_Task description:_ Extract every line of the records below, reproducing each one character for character. Omit the pictures from your answer.
** BEGIN Material **
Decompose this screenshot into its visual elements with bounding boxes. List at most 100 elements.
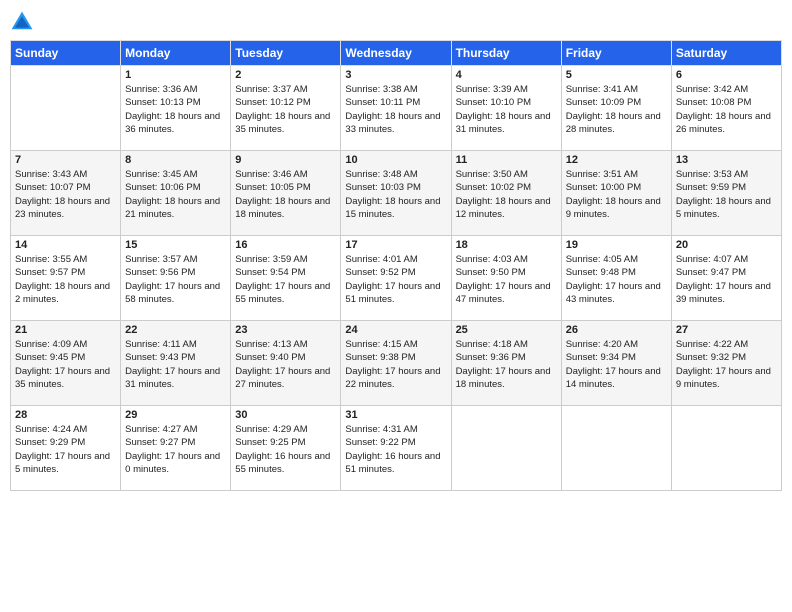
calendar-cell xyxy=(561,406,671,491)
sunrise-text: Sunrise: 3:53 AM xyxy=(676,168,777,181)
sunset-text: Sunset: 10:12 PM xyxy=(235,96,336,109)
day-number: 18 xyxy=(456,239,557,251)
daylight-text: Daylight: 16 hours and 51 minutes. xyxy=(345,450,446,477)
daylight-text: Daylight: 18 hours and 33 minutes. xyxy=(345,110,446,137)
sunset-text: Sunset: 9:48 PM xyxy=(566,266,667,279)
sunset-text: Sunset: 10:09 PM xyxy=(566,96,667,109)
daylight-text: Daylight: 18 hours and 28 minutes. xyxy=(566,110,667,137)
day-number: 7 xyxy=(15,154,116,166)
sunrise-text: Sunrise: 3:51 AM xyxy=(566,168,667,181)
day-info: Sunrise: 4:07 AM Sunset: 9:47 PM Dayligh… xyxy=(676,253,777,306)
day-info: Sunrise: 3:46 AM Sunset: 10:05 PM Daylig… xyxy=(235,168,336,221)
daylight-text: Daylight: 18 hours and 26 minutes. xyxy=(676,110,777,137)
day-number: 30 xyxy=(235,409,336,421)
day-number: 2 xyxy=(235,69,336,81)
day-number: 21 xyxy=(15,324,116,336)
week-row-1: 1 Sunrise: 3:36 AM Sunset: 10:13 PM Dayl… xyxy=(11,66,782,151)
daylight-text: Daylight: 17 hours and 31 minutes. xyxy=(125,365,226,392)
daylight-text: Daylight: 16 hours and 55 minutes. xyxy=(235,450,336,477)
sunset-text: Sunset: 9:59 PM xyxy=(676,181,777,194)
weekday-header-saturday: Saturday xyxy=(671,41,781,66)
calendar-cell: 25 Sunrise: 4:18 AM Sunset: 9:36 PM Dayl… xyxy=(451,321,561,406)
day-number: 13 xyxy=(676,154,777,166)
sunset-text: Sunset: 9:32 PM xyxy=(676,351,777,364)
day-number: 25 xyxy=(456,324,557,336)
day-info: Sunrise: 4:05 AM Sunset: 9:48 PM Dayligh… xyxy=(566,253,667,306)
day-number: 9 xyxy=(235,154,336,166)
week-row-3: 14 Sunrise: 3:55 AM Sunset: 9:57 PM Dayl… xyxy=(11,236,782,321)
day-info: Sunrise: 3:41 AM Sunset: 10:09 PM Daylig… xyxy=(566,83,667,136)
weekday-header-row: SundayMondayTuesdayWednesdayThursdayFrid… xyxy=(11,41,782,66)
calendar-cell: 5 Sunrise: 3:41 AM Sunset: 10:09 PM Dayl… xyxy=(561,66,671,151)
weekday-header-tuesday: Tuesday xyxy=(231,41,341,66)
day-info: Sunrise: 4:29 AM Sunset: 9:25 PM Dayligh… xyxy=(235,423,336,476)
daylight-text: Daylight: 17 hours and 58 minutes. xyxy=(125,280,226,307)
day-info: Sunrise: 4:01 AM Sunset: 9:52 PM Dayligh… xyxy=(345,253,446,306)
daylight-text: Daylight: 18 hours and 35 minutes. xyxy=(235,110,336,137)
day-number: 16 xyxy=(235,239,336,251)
** END Material **
_Solution:_
Decompose this screenshot into its visual elements with bounding boxes. List at most 100 elements.
calendar-cell xyxy=(561,406,671,491)
sunrise-text: Sunrise: 3:53 AM xyxy=(676,168,777,181)
sunset-text: Sunset: 10:12 PM xyxy=(235,96,336,109)
day-number: 18 xyxy=(456,239,557,251)
daylight-text: Daylight: 16 hours and 51 minutes. xyxy=(345,450,446,477)
daylight-text: Daylight: 18 hours and 33 minutes. xyxy=(345,110,446,137)
sunset-text: Sunset: 9:48 PM xyxy=(566,266,667,279)
sunset-text: Sunset: 10:09 PM xyxy=(566,96,667,109)
daylight-text: Daylight: 18 hours and 28 minutes. xyxy=(566,110,667,137)
day-number: 7 xyxy=(15,154,116,166)
sunrise-text: Sunrise: 3:51 AM xyxy=(566,168,667,181)
day-info: Sunrise: 4:07 AM Sunset: 9:47 PM Dayligh… xyxy=(676,253,777,306)
day-info: Sunrise: 3:46 AM Sunset: 10:05 PM Daylig… xyxy=(235,168,336,221)
daylight-text: Daylight: 18 hours and 26 minutes. xyxy=(676,110,777,137)
day-number: 30 xyxy=(235,409,336,421)
day-number: 2 xyxy=(235,69,336,81)
day-number: 21 xyxy=(15,324,116,336)
week-row-1: 1 Sunrise: 3:36 AM Sunset: 10:13 PM Dayl… xyxy=(11,66,782,151)
daylight-text: Daylight: 17 hours and 31 minutes. xyxy=(125,365,226,392)
daylight-text: Daylight: 16 hours and 55 minutes. xyxy=(235,450,336,477)
sunset-text: Sunset: 9:59 PM xyxy=(676,181,777,194)
weekday-header-saturday: Saturday xyxy=(671,41,781,66)
calendar-cell: 25 Sunrise: 4:18 AM Sunset: 9:36 PM Dayl… xyxy=(451,321,561,406)
day-number: 13 xyxy=(676,154,777,166)
sunset-text: Sunset: 9:32 PM xyxy=(676,351,777,364)
day-number: 25 xyxy=(456,324,557,336)
day-info: Sunrise: 4:05 AM Sunset: 9:48 PM Dayligh… xyxy=(566,253,667,306)
day-number: 9 xyxy=(235,154,336,166)
week-row-3: 14 Sunrise: 3:55 AM Sunset: 9:57 PM Dayl… xyxy=(11,236,782,321)
day-info: Sunrise: 3:41 AM Sunset: 10:09 PM Daylig… xyxy=(566,83,667,136)
weekday-header-row: SundayMondayTuesdayWednesdayThursdayFrid… xyxy=(11,41,782,66)
calendar-cell: 5 Sunrise: 3:41 AM Sunset: 10:09 PM Dayl… xyxy=(561,66,671,151)
weekday-header-tuesday: Tuesday xyxy=(231,41,341,66)
day-info: Sunrise: 4:29 AM Sunset: 9:25 PM Dayligh… xyxy=(235,423,336,476)
daylight-text: Daylight: 17 hours and 58 minutes. xyxy=(125,280,226,307)
day-info: Sunrise: 4:01 AM Sunset: 9:52 PM Dayligh… xyxy=(345,253,446,306)
daylight-text: Daylight: 18 hours and 35 minutes. xyxy=(235,110,336,137)
day-number: 16 xyxy=(235,239,336,251)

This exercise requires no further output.